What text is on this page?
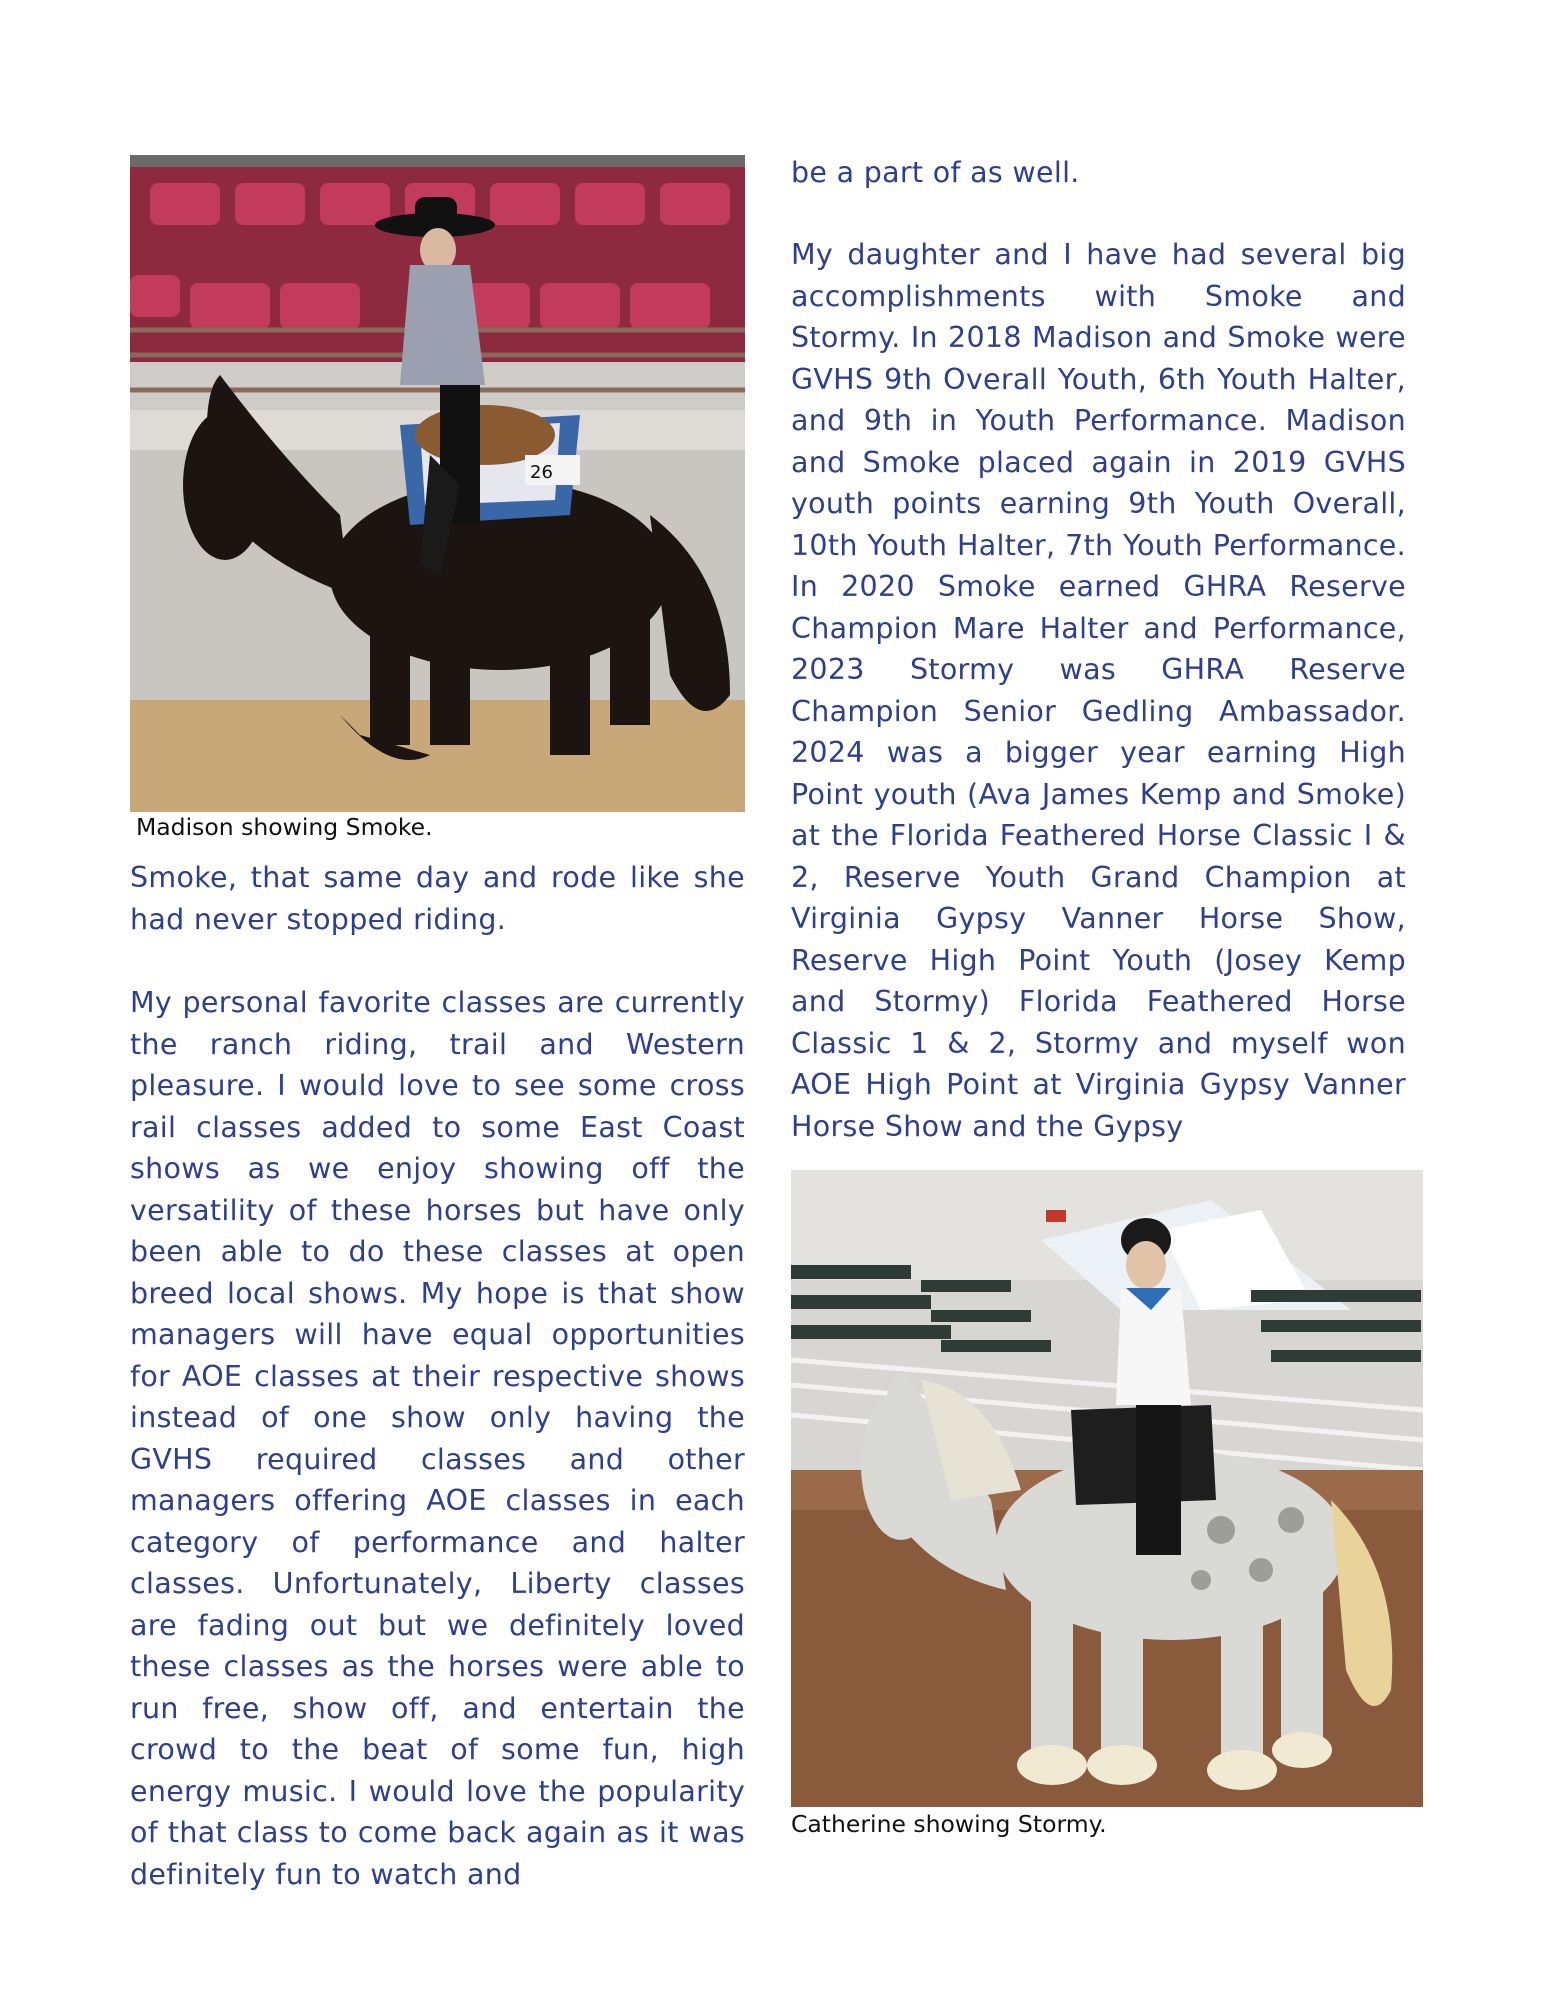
26
Madison showing Smoke.

Smoke, that same day and rode like she had never stopped riding.

My personal favorite classes are currently the ranch riding, trail and Western pleasure. I would love to see some cross rail classes added to some East Coast shows as we enjoy showing off the versatility of these horses but have only been able to do these classes at open breed local shows. My hope is that show managers will have equal opportunities for AOE classes at their respective shows instead of one show only having the GVHS required classes and other managers offering AOE classes in each category of performance and halter classes. Unfortunately, Liberty classes are fading out but we definitely loved these classes as the horses were able to run free, show off, and entertain the crowd to the beat of some fun, high energy music. I would love the popularity of that class to come back again as it was definitely fun to watch and

be a part of as well.

My daughter and I have had several big accomplishments with Smoke and Stormy. In 2018 Madison and Smoke were GVHS 9th Overall Youth, 6th Youth Halter, and 9th in Youth Performance. Madison and Smoke placed again in 2019 GVHS youth points earning 9th Youth Overall, 10th Youth Halter, 7th Youth Performance. In 2020 Smoke earned GHRA Reserve Champion Mare Halter and Performance, 2023 Stormy was GHRA Reserve Champion Senior Gedling Ambassador. 2024 was a bigger year earning High Point youth (Ava James Kemp and Smoke) at the Florida Feathered Horse Classic I & 2, Reserve Youth Grand Champion at Virginia Gypsy Vanner Horse Show, Reserve High Point Youth (Josey Kemp and Stormy) Florida Feathered Horse Classic 1 & 2, Stormy and myself won AOE High Point at Virginia Gypsy Vanner Horse Show and the Gypsy

Catherine showing Stormy.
+-------+
◆ **Job**: In your copy of the listing above, reproduce each line exactly and omit all pictures.

◆ **Exercise result**:
What text is on this page?
26
Madison showing Smoke.

Smoke, that same day and rode like she had never stopped riding.

My personal favorite classes are currently the ranch riding, trail and Western pleasure. I would love to see some cross rail classes added to some East Coast shows as we enjoy showing off the versatility of these horses but have only been able to do these classes at open breed local shows. My hope is that show managers will have equal opportunities for AOE classes at their respective shows instead of one show only having the GVHS required classes and other managers offering AOE classes in each category of performance and halter classes. Unfortunately, Liberty classes are fading out but we definitely loved these classes as the horses were able to run free, show off, and entertain the crowd to the beat of some fun, high energy music. I would love the popularity of that class to come back again as it was definitely fun to watch and

be a part of as well.

My daughter and I have had several big accomplishments with Smoke and Stormy. In 2018 Madison and Smoke were GVHS 9th Overall Youth, 6th Youth Halter, and 9th in Youth Performance. Madison and Smoke placed again in 2019 GVHS youth points earning 9th Youth Overall, 10th Youth Halter, 7th Youth Performance. In 2020 Smoke earned GHRA Reserve Champion Mare Halter and Performance, 2023 Stormy was GHRA Reserve Champion Senior Gedling Ambassador. 2024 was a bigger year earning High Point youth (Ava James Kemp and Smoke) at the Florida Feathered Horse Classic I & 2, Reserve Youth Grand Champion at Virginia Gypsy Vanner Horse Show, Reserve High Point Youth (Josey Kemp and Stormy) Florida Feathered Horse Classic 1 & 2, Stormy and myself won AOE High Point at Virginia Gypsy Vanner Horse Show and the Gypsy

Catherine showing Stormy.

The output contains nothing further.